YOUR GOAL - Return all of the data exactly, with nothing left out but the pictures.

RECORDED INFORMATION -
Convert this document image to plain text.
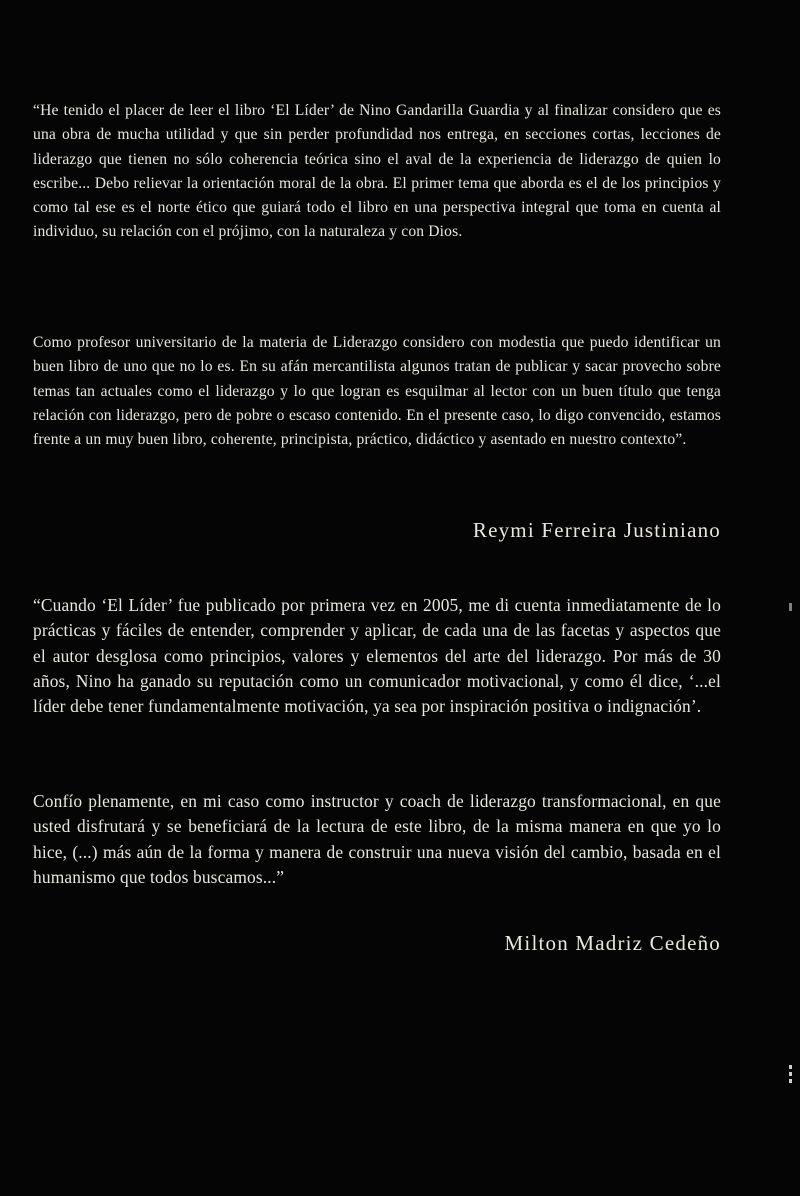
“He tenido el placer de leer el libro ‘El Líder’ de Nino Gandarilla Guardia y al finalizar considero que es una obra de mucha utilidad y que sin perder profundidad nos entrega, en secciones cortas, lecciones de liderazgo que tienen no sólo coherencia teórica sino el aval de la experiencia de liderazgo de quien lo escribe... Debo relievar la orientación moral de la obra. El primer tema que aborda es el de los principios y como tal ese es el norte ético que guiará todo el libro en una perspectiva integral que toma en cuenta al individuo, su relación con el prójimo, con la naturaleza y con Dios.

Como profesor universitario de la materia de Liderazgo considero con modestia que puedo identificar un buen libro de uno que no lo es. En su afán mercantilista algunos tratan de publicar y sacar provecho sobre temas tan actuales como el liderazgo y lo que logran es esquilmar al lector con un buen título que tenga relación con liderazgo, pero de pobre o escaso contenido. En el presente caso, lo digo convencido, estamos frente a un muy buen libro, coherente, principista, práctico, didáctico y asentado en nuestro contexto”.

Reymi Ferreira Justiniano

“Cuando ‘El Líder’ fue publicado por primera vez en 2005, me di cuenta inmediatamente de lo prácticas y fáciles de entender, comprender y aplicar, de cada una de las facetas y aspectos que el autor desglosa como principios, valores y elementos del arte del liderazgo. Por más de 30 años, Nino ha ganado su reputación como un comunicador motivacional, y como él dice, ‘...el líder debe tener fundamentalmente motivación, ya sea por inspiración positiva o indignación’.

Confío plenamente, en mi caso como instructor y coach de liderazgo transformacional, en que usted disfrutará y se beneficiará de la lectura de este libro, de la misma manera en que yo lo hice, (...) más aún de la forma y manera de construir una nueva visión del cambio, basada en el humanismo que todos buscamos...”

Milton Madriz Cedeño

COMPLETED TASK -
Convert this document image to plain text.
“He tenido el placer de leer el libro ‘El Líder’ de Nino Gandarilla Guardia y al finalizar considero que es una obra de mucha utilidad y que sin perder profundidad nos entrega, en secciones cortas, lecciones de liderazgo que tienen no sólo coherencia teórica sino el aval de la experiencia de liderazgo de quien lo escribe... Debo relievar la orientación moral de la obra. El primer tema que aborda es el de los principios y como tal ese es el norte ético que guiará todo el libro en una perspectiva integral que toma en cuenta al individuo, su relación con el prójimo, con la naturaleza y con Dios.

Como profesor universitario de la materia de Liderazgo considero con modestia que puedo identificar un buen libro de uno que no lo es. En su afán mercantilista algunos tratan de publicar y sacar provecho sobre temas tan actuales como el liderazgo y lo que logran es esquilmar al lector con un buen título que tenga relación con liderazgo, pero de pobre o escaso contenido. En el presente caso, lo digo convencido, estamos frente a un muy buen libro, coherente, principista, práctico, didáctico y asentado en nuestro contexto”.

Reymi Ferreira Justiniano

“Cuando ‘El Líder’ fue publicado por primera vez en 2005, me di cuenta inmediatamente de lo prácticas y fáciles de entender, comprender y aplicar, de cada una de las facetas y aspectos que el autor desglosa como principios, valores y elementos del arte del liderazgo. Por más de 30 años, Nino ha ganado su reputación como un comunicador motivacional, y como él dice, ‘...el líder debe tener fundamentalmente motivación, ya sea por inspiración positiva o indignación’.

Confío plenamente, en mi caso como instructor y coach de liderazgo transformacional, en que usted disfrutará y se beneficiará de la lectura de este libro, de la misma manera en que yo lo hice, (...) más aún de la forma y manera de construir una nueva visión del cambio, basada en el humanismo que todos buscamos...”

Milton Madriz Cedeño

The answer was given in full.